## Start
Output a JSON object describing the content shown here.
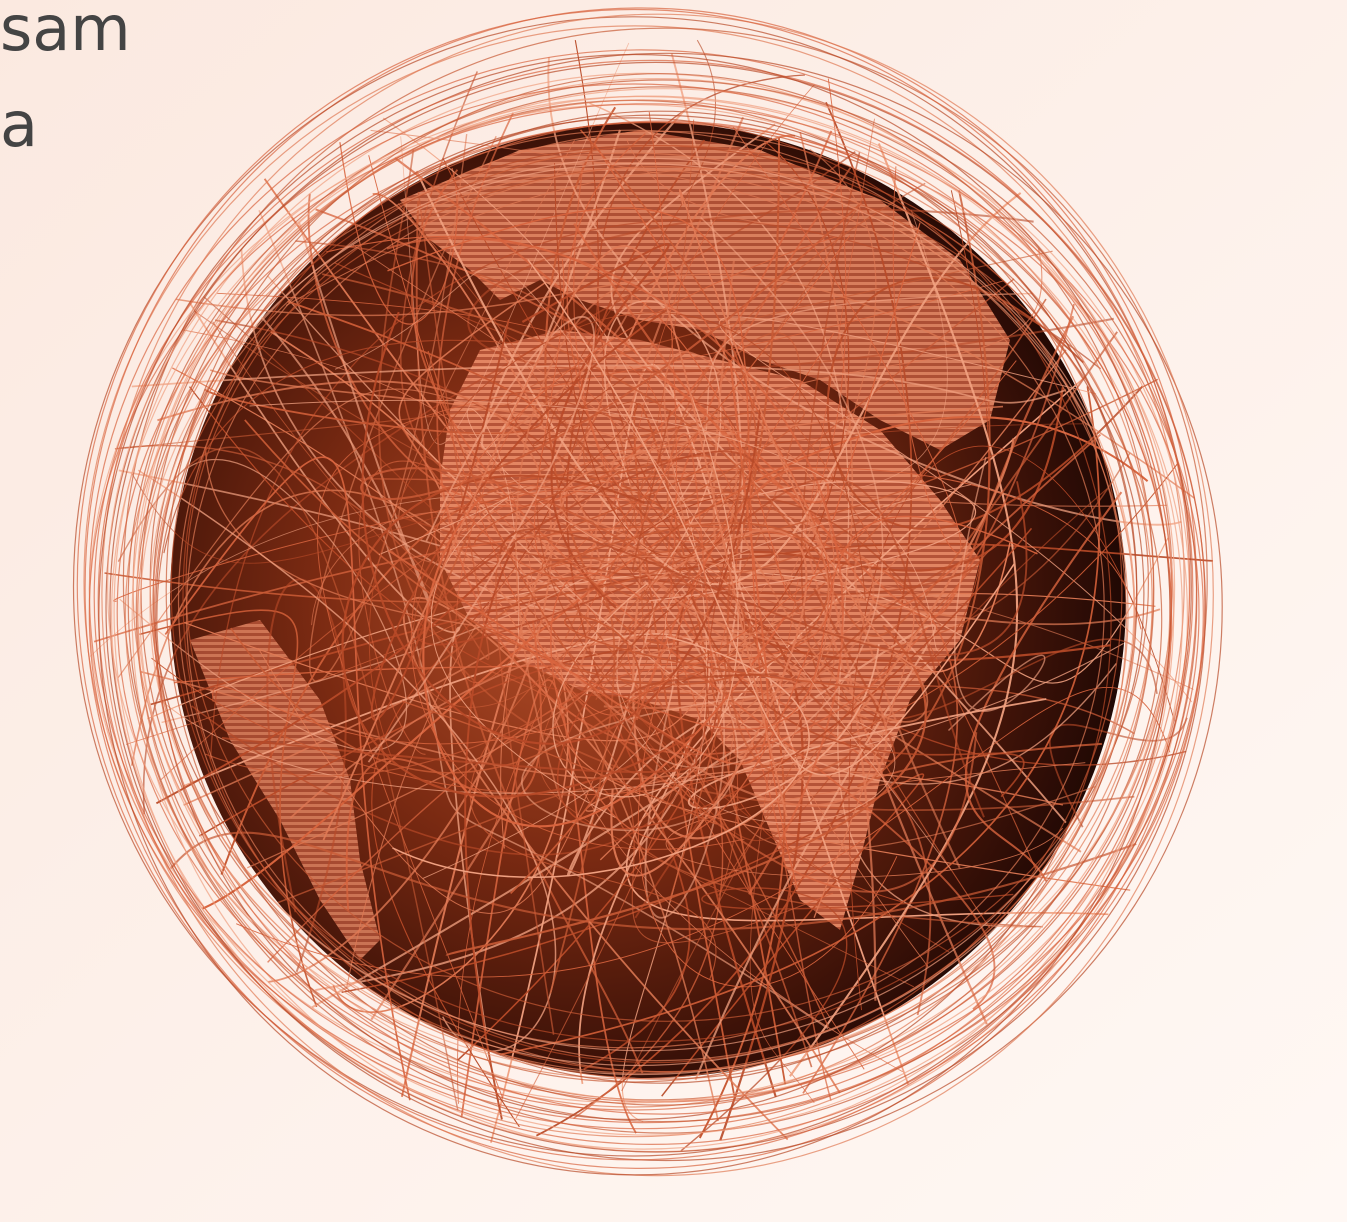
{
  "text_lines": [
    "sam",
    "a"
  ]
}
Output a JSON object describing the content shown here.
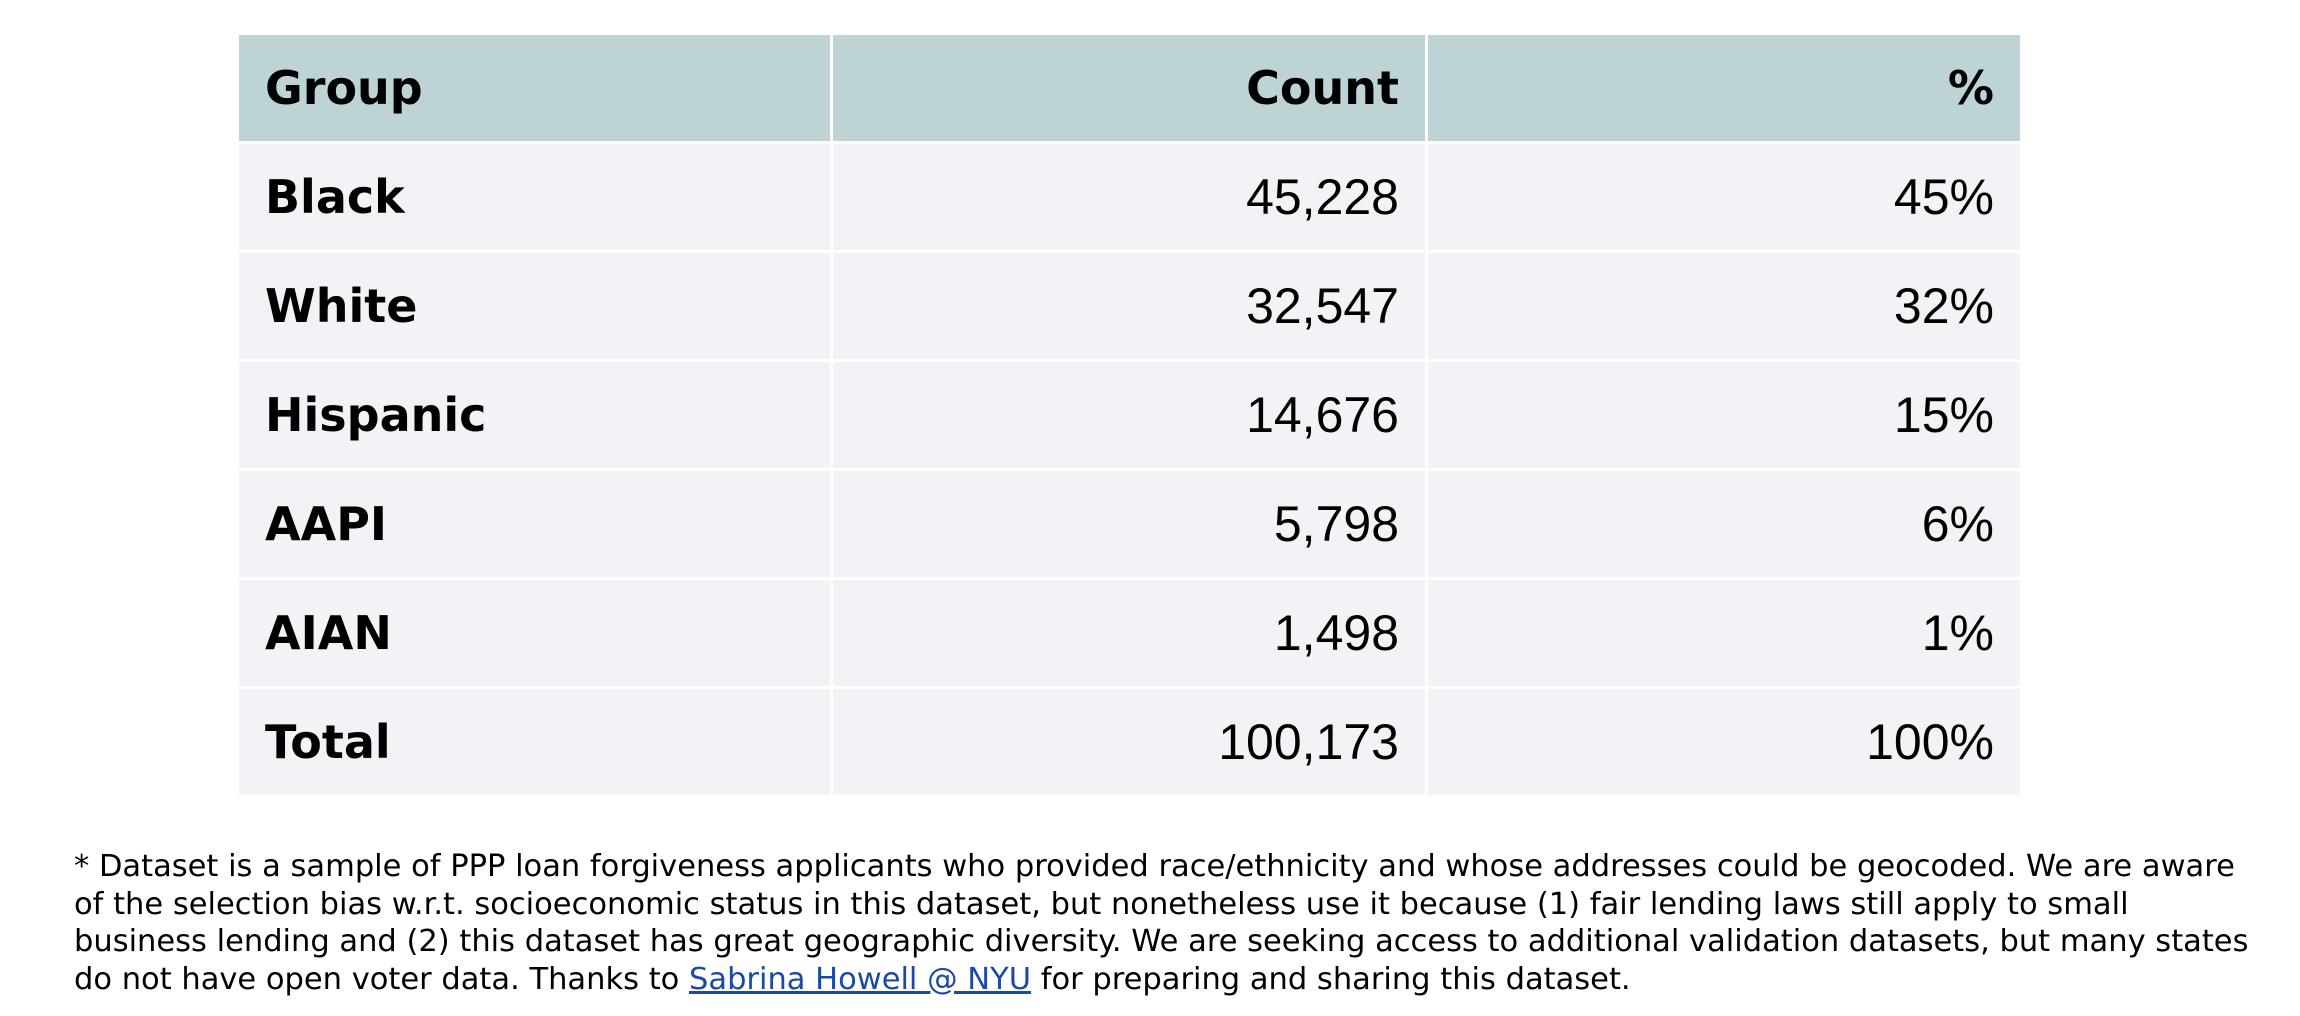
{
  "table": {
    "headers": [
      "Group",
      "Count",
      "%"
    ],
    "rows": [
      {
        "group": "Black",
        "count": "45,228",
        "percent": "45%"
      },
      {
        "group": "White",
        "count": "32,547",
        "percent": "32%"
      },
      {
        "group": "Hispanic",
        "count": "14,676",
        "percent": "15%"
      },
      {
        "group": "AAPI",
        "count": "5,798",
        "percent": "6%"
      },
      {
        "group": "AIAN",
        "count": "1,498",
        "percent": "1%"
      },
      {
        "group": "Total",
        "count": "100,173",
        "percent": "100%"
      }
    ]
  },
  "footnote": {
    "text_before_link": "* Dataset is a sample of PPP loan forgiveness applicants who provided race/ethnicity and whose addresses could be geocoded.  We are aware of the selection bias w.r.t. socioeconomic status in this dataset, but nonetheless use it because (1) fair lending laws still apply to small business lending and (2) this dataset has great geographic diversity.  We are seeking access to additional validation datasets, but many states do not have open voter data.  Thanks to ",
    "link_text": "Sabrina Howell @ NYU",
    "text_after_link": " for preparing and sharing this dataset."
  },
  "colors": {
    "header_background": "#bdd3d6",
    "row_background": "#f2f3f6",
    "link": "#1a4aa8"
  }
}
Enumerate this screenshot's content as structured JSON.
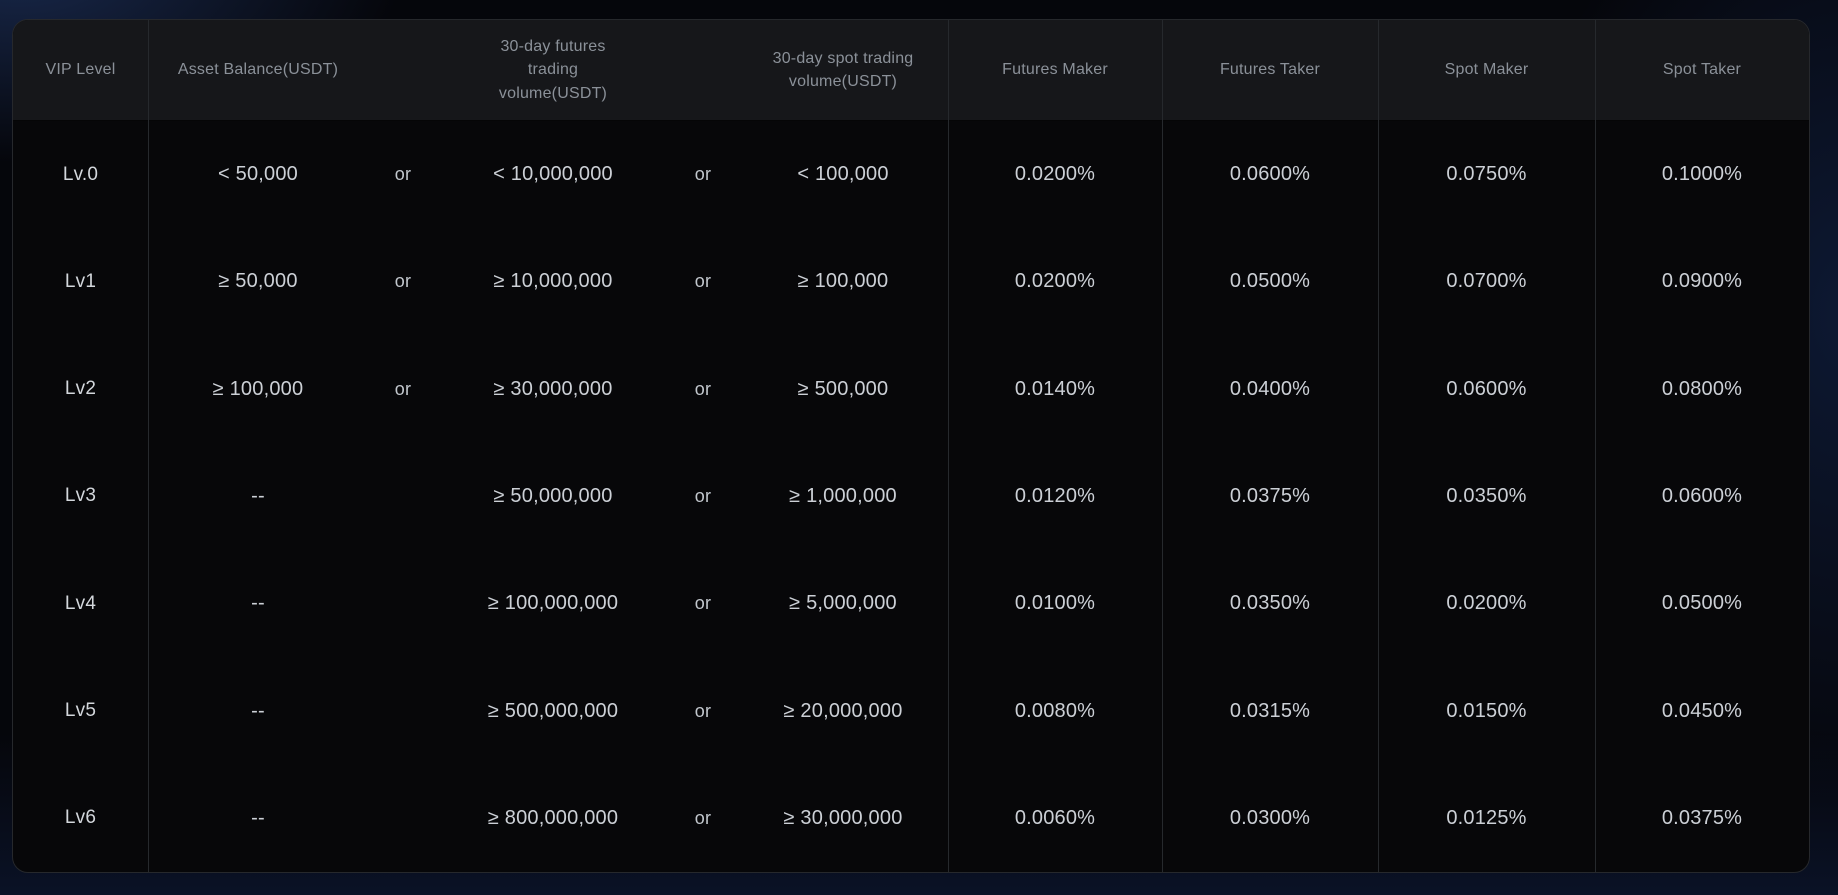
## End
Using the material above, set down every line exactly, but skip the pictures.

[SOLUTION FOR THIS EXERCISE]
Output a JSON object describing the content shown here.
{
  "text_lines": [
    "sam",
    "a"
  ]
}
Output a JSON object describing the content shown here.
{
  "table": {
    "headers": [
      "Group",
      "Count",
      "%"
    ],
    "rows": [
      {
        "group": "Black",
        "count": "45,228",
        "percent": "45%"
      },
      {
        "group": "White",
        "count": "32,547",
        "percent": "32%"
      },
      {
        "group": "Hispanic",
        "count": "14,676",
        "percent": "15%"
      },
      {
        "group": "AAPI",
        "count": "5,798",
        "percent": "6%"
      },
      {
        "group": "AIAN",
        "count": "1,498",
        "percent": "1%"
      },
      {
        "group": "Total",
        "count": "100,173",
        "percent": "100%"
      }
    ]
  },
  "footnote": {
    "text_before_link": "* Dataset is a sample of PPP loan forgiveness applicants who provided race/ethnicity and whose addresses could be geocoded.  We are aware of the selection bias w.r.t. socioeconomic status in this dataset, but nonetheless use it because (1) fair lending laws still apply to small business lending and (2) this dataset has great geographic diversity.  We are seeking access to additional validation datasets, but many states do not have open voter data.  Thanks to ",
    "link_text": "Sabrina Howell @ NYU",
    "text_after_link": " for preparing and sharing this dataset."
  },
  "colors": {
    "header_background": "#bdd3d6",
    "row_background": "#f2f3f6",
    "link": "#1a4aa8"
  }
}
Enumerate this screenshot's content as structured JSON.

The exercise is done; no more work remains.